- Work instructions:
Lines containing "this" are to be counted. Give the number and nothing more.

- Raw data:
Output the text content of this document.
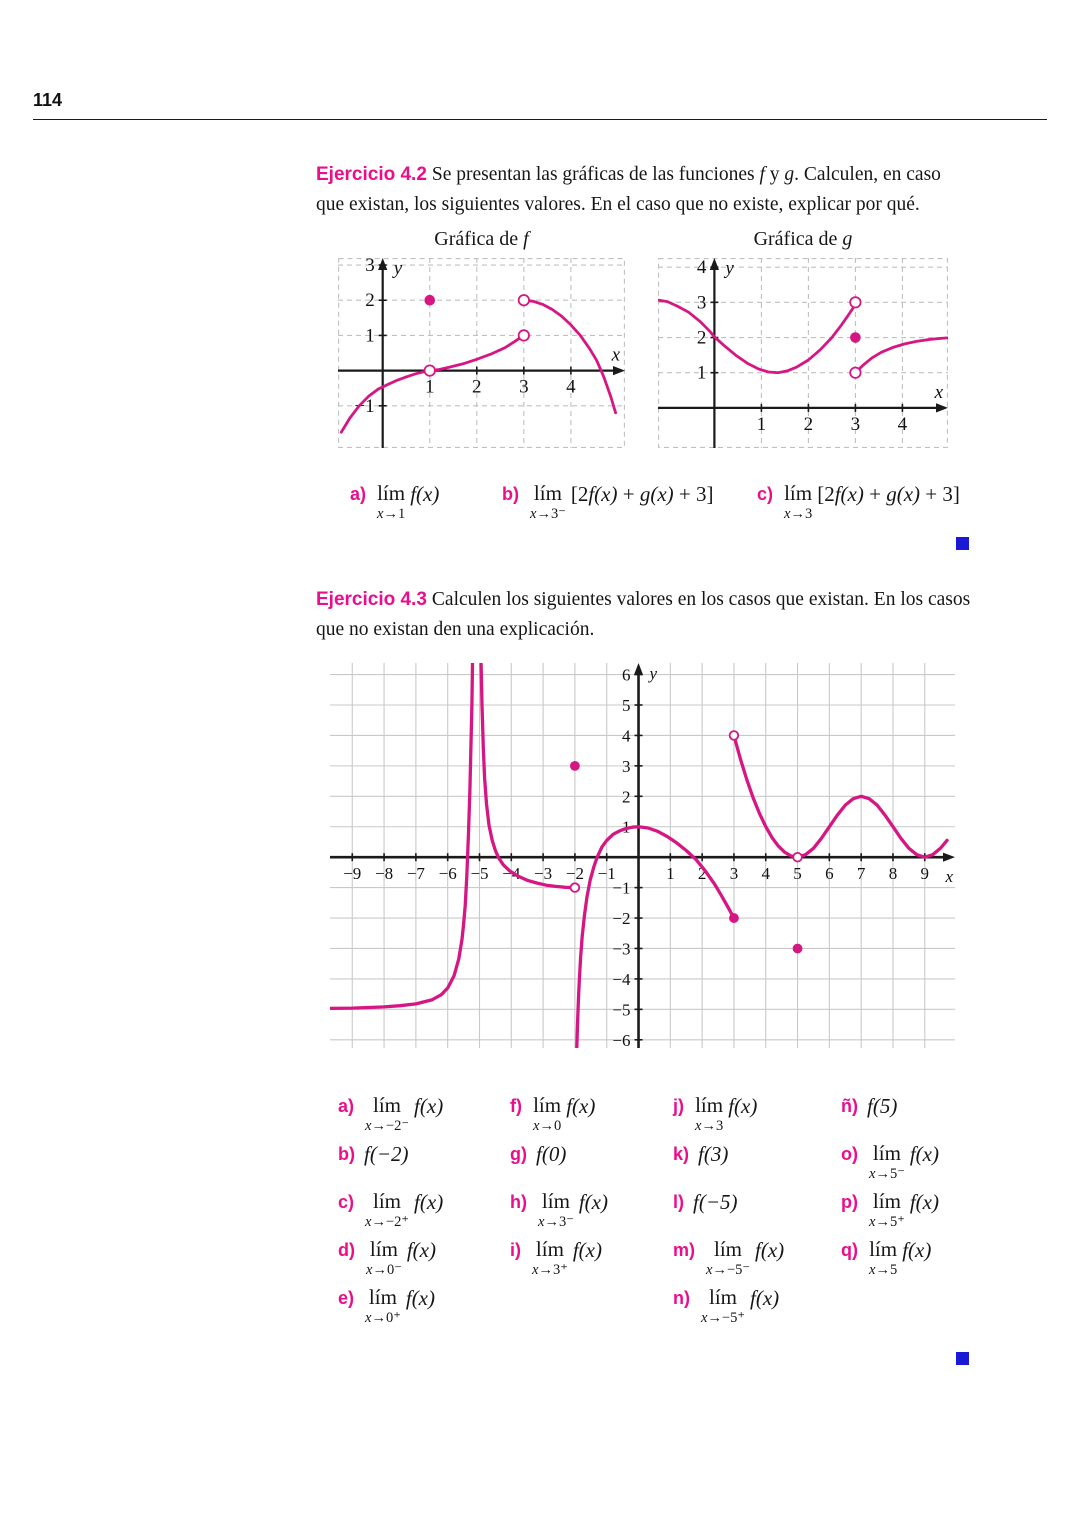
114
Ejercicio 4.2 Se presentan las gráficas de las funciones f y g. Calculen, en caso que existan, los siguientes valores. En el caso que no existe, explicar por qué.
Gráfica de f	Gráfica de g
1 2 3 4
−1
1
2
3
x
y
1 2 3 4
1
2
3
4
x
y
a) lím
x→1
f(x)	b) lím
x→3⁻
[2f(x) + g(x) + 3] c) lím
x→3
[2f(x) + g(x) + 3]
Ejercicio 4.3 Calculen los siguientes valores en los casos que existan. En los casos que no existan den una explicación.
−9 −8 −7 −6 −5 −4 −3 −2 −1	1 2 3 4 5 6 7 8 9
−6
−5
−4
−3
−2
−1
1
2
3
4
5
6
x
y
a) lím
x→−2⁻
f(x)
b) f(−2)
c) lím
x→−2⁺
f(x)
d) lím
x→0⁻
f(x)
e) lím
x→0⁺
f(x)
f) lím
x→0
f(x)
g) f(0)
h) lím
x→3⁻
f(x)
i) lím
x→3⁺
f(x)
j) lím
x→3
f(x)
k) f(3)
l) f(−5)
m) lím
x→−5⁻
f(x)
n) lím
x→−5⁺
f(x)
ñ) f(5)
o) lím
x→5⁻
f(x)
p) lím
x→5⁺
f(x)
q) lím
x→5
f(x)
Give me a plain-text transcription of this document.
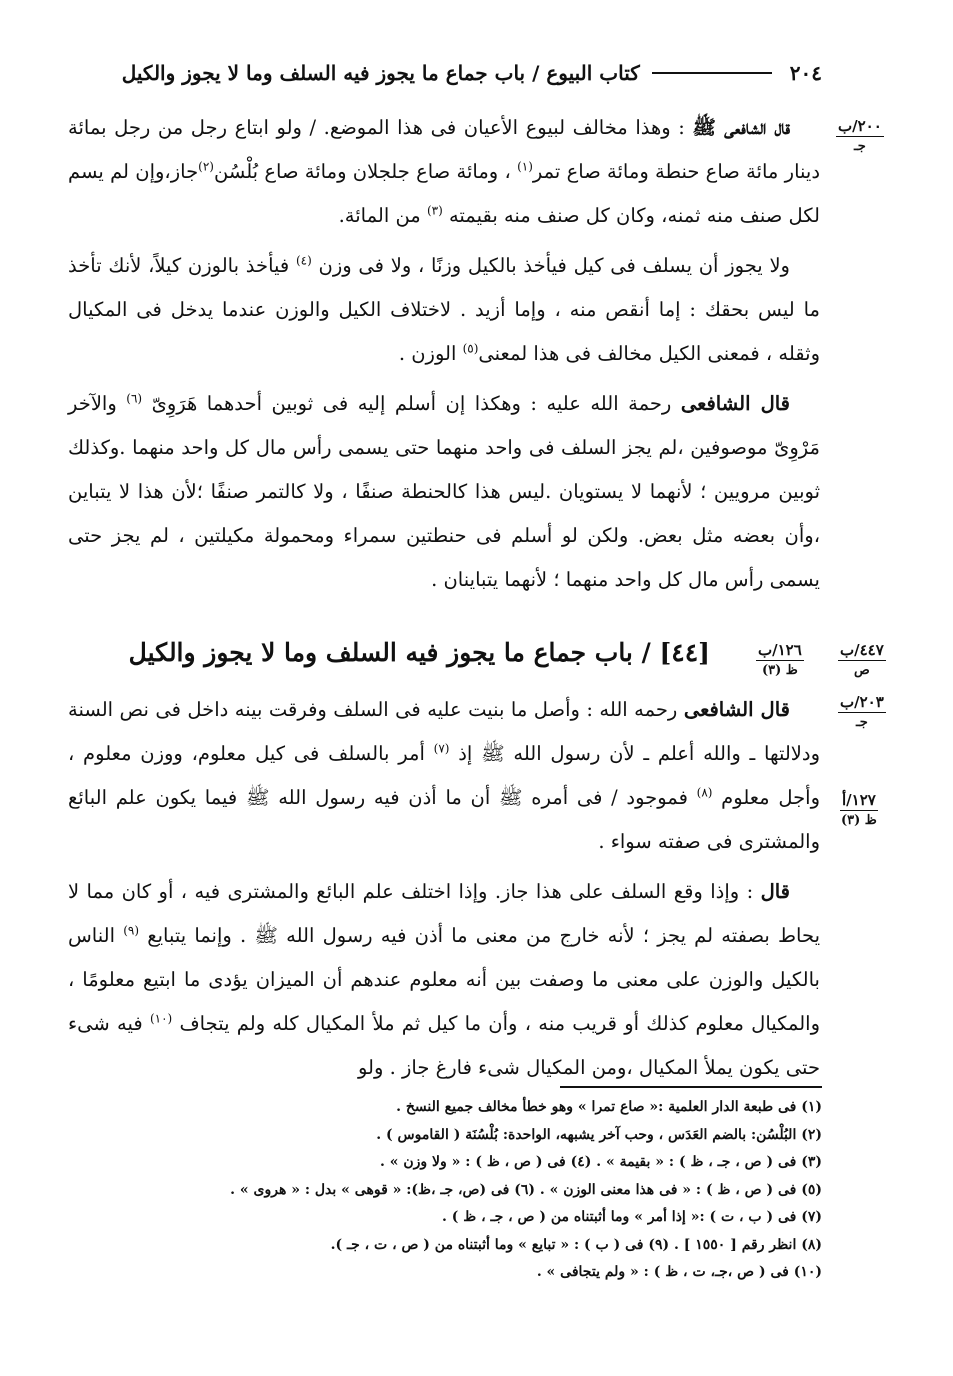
٢٠٤
كتاب البيوع / باب جماع ما يجوز فيه السلف وما لا يجوز والكيل
٢٠٠/ب
جـ
١٢٦/ب
ظ (٣)
٤٤٧/ب
ص
٢٠٣/ب
جـ
١٢٧/أ
ظ (٣)

قال الشافعى ﷺ : وهذا مخالف لبيوع الأعيان فى هذا الموضع. / ولو ابتاع رجل من رجل بمائة دينار مائة صاع حنطة ومائة صاع تمر$^{(١)}$ ، ومائة صاع جلجلان ومائة صاع بُلْسُن$^{(٢)}$جاز،وإن لم يسم لكل صنف منه ثمنه، وكان كل صنف منه بقيمته $^{(٣)}$ من المائة.

ولا يجوز أن يسلف فى كيل فيأخذ بالكيل وزنًا ، ولا فى وزن $^{(٤)}$ فيأخذ بالوزن كيلاً، لأنك تأخذ ما ليس بحقك : إما أنقص منه ، وإما أزيد . لاختلاف الكيل والوزن عندما يدخل فى المكيال وثقله ، فمعنى الكيل مخالف فى هذا لمعنى$^{(٥)}$ الوزن .

قال الشافعى رحمة الله عليه : وهكذا إن أسلم إليه فى ثوبين أحدهما هَرَوِىّ $^{(٦)}$ والآخر مَرْوِىّ موصوفين ،لم يجز السلف فى واحد منهما حتى يسمى رأس مال كل واحد منهما .وكذلك ثوبين مرويين ؛ لأنهما لا يستويان .ليس هذا كالحنطة صنفًا ، ولا كالتمر صنفًا ؛لأن هذا لا يتباين ،وأن بعضه مثل بعض. ولكن لو أسلم فى حنطتين سمراء ومحمولة مكيلتين ، لم يجز حتى يسمى رأس مال كل واحد منهما ؛ لأنهما يتباينان .

[٤٤] / باب جماع ما يجوز فيه السلف وما لا يجوز والكيل

قال الشافعى رحمه الله : وأصل ما بنيت عليه فى السلف وفرقت بينه داخل فى نص السنة ودلالتها ـ والله أعلم ـ لأن رسول الله ﷺ إذ $^{(٧)}$ أمر بالسلف فى كيل معلوم، ووزن معلوم ، وأجل معلوم $^{(٨)}$ فموجود / فى أمره ﷺ أن ما أذن فيه رسول الله ﷺ فيما يكون علم البائع والمشترى فى صفته سواء .

قال : وإذا وقع السلف على هذا جاز. وإذا اختلف علم البائع والمشترى فيه ، أو كان مما لا يحاط بصفته لم يجز ؛ لأنه خارج من معنى ما أذن فيه رسول الله ﷺ . وإنما يتبايع $^{(٩)}$ الناس بالكيل والوزن على معنى ما وصفت بين أنه معلوم عندهم أن الميزان يؤدى ما ابتيع معلومًا ، والمكيال معلوم كذلك أو قريب منه ، وأن ما كيل ثم ملأ المكيال كله ولم يتجاف $^{(١٠)}$ فيه شىء حتى يكون يملأ المكيال ،ومن المكيال شىء فارغ جاز . ولو

(١) فى طبعة الدار العلمية :« صاع تمرا » وهو خطأ مخالف جميع النسخ .
(٢) البُلْسُن: بالضم العَدَس ، وحب آخر يشبهه، الواحدة: بُلْسُنَة ( القاموس ) .
(٣) فى ( ص ، جـ ، ظ ) : « بقيمة » . (٤) فى ( ص ، ظ ) : « ولا وزن » .
(٥) فى ( ص ، ظ ) : « فى هذا معنى الوزن » . (٦) فى (ص، جـ ،ظ): « قوهى » بدل : « هروى » .
(٧) فى ( ب ، ت ) :« إذا أمر » وما أثبتناه من ( ص ، جـ ، ظ ) .
(٨) انظر رقم [ ١٥٥٠ ] . (٩) فى ( ب ) : « تبايع » وما أثبتناه من ( ص ، ت ، جـ ).
(١٠) فى ( ص ،جـ، ت ، ظ ) : « ولم يتجافى » .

- Completed exercise:
2